What the task requires — Copy every line of the data exactly, leaving nothing out.

Records provided —
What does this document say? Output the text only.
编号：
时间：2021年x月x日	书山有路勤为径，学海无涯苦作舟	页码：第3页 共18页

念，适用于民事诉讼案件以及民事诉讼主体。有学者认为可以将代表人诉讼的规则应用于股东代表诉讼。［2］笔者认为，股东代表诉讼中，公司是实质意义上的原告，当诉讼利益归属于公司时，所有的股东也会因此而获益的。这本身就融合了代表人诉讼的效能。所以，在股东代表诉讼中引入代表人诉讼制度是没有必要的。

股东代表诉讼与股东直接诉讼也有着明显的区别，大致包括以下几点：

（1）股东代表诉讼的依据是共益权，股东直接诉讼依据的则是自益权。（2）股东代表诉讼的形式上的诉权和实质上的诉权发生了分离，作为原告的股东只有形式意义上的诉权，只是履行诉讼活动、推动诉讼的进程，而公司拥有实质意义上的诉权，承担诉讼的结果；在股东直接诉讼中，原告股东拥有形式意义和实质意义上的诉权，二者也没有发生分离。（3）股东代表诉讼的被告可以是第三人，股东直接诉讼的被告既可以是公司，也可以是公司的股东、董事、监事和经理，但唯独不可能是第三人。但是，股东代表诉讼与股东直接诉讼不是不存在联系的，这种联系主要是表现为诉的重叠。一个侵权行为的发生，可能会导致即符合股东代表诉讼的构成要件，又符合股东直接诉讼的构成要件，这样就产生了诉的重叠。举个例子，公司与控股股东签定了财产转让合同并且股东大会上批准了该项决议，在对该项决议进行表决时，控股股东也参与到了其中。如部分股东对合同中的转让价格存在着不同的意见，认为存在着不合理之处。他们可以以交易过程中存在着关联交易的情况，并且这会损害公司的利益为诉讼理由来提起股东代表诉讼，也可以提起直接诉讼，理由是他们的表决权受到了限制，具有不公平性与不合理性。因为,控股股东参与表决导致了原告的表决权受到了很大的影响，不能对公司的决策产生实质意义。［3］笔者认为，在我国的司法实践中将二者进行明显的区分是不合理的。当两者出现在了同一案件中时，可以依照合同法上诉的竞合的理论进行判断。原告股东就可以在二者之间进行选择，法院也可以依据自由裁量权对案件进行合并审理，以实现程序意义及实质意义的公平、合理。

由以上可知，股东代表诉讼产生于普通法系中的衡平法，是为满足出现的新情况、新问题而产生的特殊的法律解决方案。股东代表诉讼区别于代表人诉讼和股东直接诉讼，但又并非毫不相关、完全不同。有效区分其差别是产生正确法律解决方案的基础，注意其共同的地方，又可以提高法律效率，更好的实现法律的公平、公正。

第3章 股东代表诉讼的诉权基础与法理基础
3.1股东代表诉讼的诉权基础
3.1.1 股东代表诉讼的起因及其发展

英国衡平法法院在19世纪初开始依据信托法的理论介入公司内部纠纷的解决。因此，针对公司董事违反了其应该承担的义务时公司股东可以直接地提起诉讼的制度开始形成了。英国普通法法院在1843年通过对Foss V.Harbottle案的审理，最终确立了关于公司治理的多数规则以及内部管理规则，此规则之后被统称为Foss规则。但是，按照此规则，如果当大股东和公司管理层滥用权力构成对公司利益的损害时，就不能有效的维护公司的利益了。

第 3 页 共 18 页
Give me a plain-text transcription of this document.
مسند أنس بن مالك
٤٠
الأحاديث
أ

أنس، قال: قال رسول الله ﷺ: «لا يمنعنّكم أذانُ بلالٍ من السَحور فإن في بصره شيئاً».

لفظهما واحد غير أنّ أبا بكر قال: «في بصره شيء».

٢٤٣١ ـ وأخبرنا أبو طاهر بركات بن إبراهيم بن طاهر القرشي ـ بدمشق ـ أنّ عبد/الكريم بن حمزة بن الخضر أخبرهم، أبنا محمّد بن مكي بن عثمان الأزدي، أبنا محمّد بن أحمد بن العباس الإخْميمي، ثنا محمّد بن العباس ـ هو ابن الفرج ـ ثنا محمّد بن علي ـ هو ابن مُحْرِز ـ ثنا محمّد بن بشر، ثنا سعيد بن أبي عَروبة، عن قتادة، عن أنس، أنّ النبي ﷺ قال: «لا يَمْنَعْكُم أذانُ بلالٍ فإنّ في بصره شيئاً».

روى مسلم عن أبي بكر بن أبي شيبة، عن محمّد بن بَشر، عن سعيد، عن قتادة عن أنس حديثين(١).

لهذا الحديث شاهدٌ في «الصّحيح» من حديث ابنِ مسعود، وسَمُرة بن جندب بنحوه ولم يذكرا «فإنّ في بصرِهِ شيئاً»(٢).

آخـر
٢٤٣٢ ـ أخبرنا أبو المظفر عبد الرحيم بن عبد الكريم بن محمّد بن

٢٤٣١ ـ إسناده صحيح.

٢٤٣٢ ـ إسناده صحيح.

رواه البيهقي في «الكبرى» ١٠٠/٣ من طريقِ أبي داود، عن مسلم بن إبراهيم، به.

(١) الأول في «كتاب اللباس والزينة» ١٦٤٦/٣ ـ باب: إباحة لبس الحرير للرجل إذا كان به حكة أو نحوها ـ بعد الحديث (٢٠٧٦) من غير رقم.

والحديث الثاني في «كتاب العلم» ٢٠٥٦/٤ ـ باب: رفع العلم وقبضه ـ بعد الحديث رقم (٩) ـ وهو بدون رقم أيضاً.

Correct result —
What does this document say? Output the text only.
编号：
时间：2021年x月x日	书山有路勤为径，学海无涯苦作舟	页码：第3页 共18页

念，适用于民事诉讼案件以及民事诉讼主体。有学者认为可以将代表人诉讼的规则应用于股东代表诉讼。［2］笔者认为，股东代表诉讼中，公司是实质意义上的原告，当诉讼利益归属于公司时，所有的股东也会因此而获益的。这本身就融合了代表人诉讼的效能。所以，在股东代表诉讼中引入代表人诉讼制度是没有必要的。

股东代表诉讼与股东直接诉讼也有着明显的区别，大致包括以下几点：

（1）股东代表诉讼的依据是共益权，股东直接诉讼依据的则是自益权。（2）股东代表诉讼的形式上的诉权和实质上的诉权发生了分离，作为原告的股东只有形式意义上的诉权，只是履行诉讼活动、推动诉讼的进程，而公司拥有实质意义上的诉权，承担诉讼的结果；在股东直接诉讼中，原告股东拥有形式意义和实质意义上的诉权，二者也没有发生分离。（3）股东代表诉讼的被告可以是第三人，股东直接诉讼的被告既可以是公司，也可以是公司的股东、董事、监事和经理，但唯独不可能是第三人。但是，股东代表诉讼与股东直接诉讼不是不存在联系的，这种联系主要是表现为诉的重叠。一个侵权行为的发生，可能会导致即符合股东代表诉讼的构成要件，又符合股东直接诉讼的构成要件，这样就产生了诉的重叠。举个例子，公司与控股股东签定了财产转让合同并且股东大会上批准了该项决议，在对该项决议进行表决时，控股股东也参与到了其中。如部分股东对合同中的转让价格存在着不同的意见，认为存在着不合理之处。他们可以以交易过程中存在着关联交易的情况，并且这会损害公司的利益为诉讼理由来提起股东代表诉讼，也可以提起直接诉讼，理由是他们的表决权受到了限制，具有不公平性与不合理性。因为,控股股东参与表决导致了原告的表决权受到了很大的影响，不能对公司的决策产生实质意义。［3］笔者认为，在我国的司法实践中将二者进行明显的区分是不合理的。当两者出现在了同一案件中时，可以依照合同法上诉的竞合的理论进行判断。原告股东就可以在二者之间进行选择，法院也可以依据自由裁量权对案件进行合并审理，以实现程序意义及实质意义的公平、合理。

由以上可知，股东代表诉讼产生于普通法系中的衡平法，是为满足出现的新情况、新问题而产生的特殊的法律解决方案。股东代表诉讼区别于代表人诉讼和股东直接诉讼，但又并非毫不相关、完全不同。有效区分其差别是产生正确法律解决方案的基础，注意其共同的地方，又可以提高法律效率，更好的实现法律的公平、公正。

第3章 股东代表诉讼的诉权基础与法理基础
3.1股东代表诉讼的诉权基础
3.1.1 股东代表诉讼的起因及其发展

英国衡平法法院在19世纪初开始依据信托法的理论介入公司内部纠纷的解决。因此，针对公司董事违反了其应该承担的义务时公司股东可以直接地提起诉讼的制度开始形成了。英国普通法法院在1843年通过对Foss V.Harbottle案的审理，最终确立了关于公司治理的多数规则以及内部管理规则，此规则之后被统称为Foss规则。但是，按照此规则，如果当大股东和公司管理层滥用权力构成对公司利益的损害时，就不能有效的维护公司的利益了。

第 3 页 共 18 页
Give me a plain-text transcription of this document.
مسند أنس بن مالك
٤٠
الأحاديث
أ

أنس، قال: قال رسول الله ﷺ: «لا يمنعنّكم أذانُ بلالٍ من السَحور فإن في بصره شيئاً».

لفظهما واحد غير أنّ أبا بكر قال: «في بصره شيء».

٢٤٣١ ـ وأخبرنا أبو طاهر بركات بن إبراهيم بن طاهر القرشي ـ بدمشق ـ أنّ عبد/الكريم بن حمزة بن الخضر أخبرهم، أبنا محمّد بن مكي بن عثمان الأزدي، أبنا محمّد بن أحمد بن العباس الإخْميمي، ثنا محمّد بن العباس ـ هو ابن الفرج ـ ثنا محمّد بن علي ـ هو ابن مُحْرِز ـ ثنا محمّد بن بشر، ثنا سعيد بن أبي عَروبة، عن قتادة، عن أنس، أنّ النبي ﷺ قال: «لا يَمْنَعْكُم أذانُ بلالٍ فإنّ في بصره شيئاً».

روى مسلم عن أبي بكر بن أبي شيبة، عن محمّد بن بَشر، عن سعيد، عن قتادة عن أنس حديثين(١).

لهذا الحديث شاهدٌ في «الصّحيح» من حديث ابنِ مسعود، وسَمُرة بن جندب بنحوه ولم يذكرا «فإنّ في بصرِهِ شيئاً»(٢).

آخـر
٢٤٣٢ ـ أخبرنا أبو المظفر عبد الرحيم بن عبد الكريم بن محمّد بن

٢٤٣١ ـ إسناده صحيح.

٢٤٣٢ ـ إسناده صحيح.

رواه البيهقي في «الكبرى» ١٠٠/٣ من طريقِ أبي داود، عن مسلم بن إبراهيم، به.

(١) الأول في «كتاب اللباس والزينة» ١٦٤٦/٣ ـ باب: إباحة لبس الحرير للرجل إذا كان به حكة أو نحوها ـ بعد الحديث (٢٠٧٦) من غير رقم.

والحديث الثاني في «كتاب العلم» ٢٠٥٦/٤ ـ باب: رفع العلم وقبضه ـ بعد الحديث رقم (٩) ـ وهو بدون رقم أيضاً.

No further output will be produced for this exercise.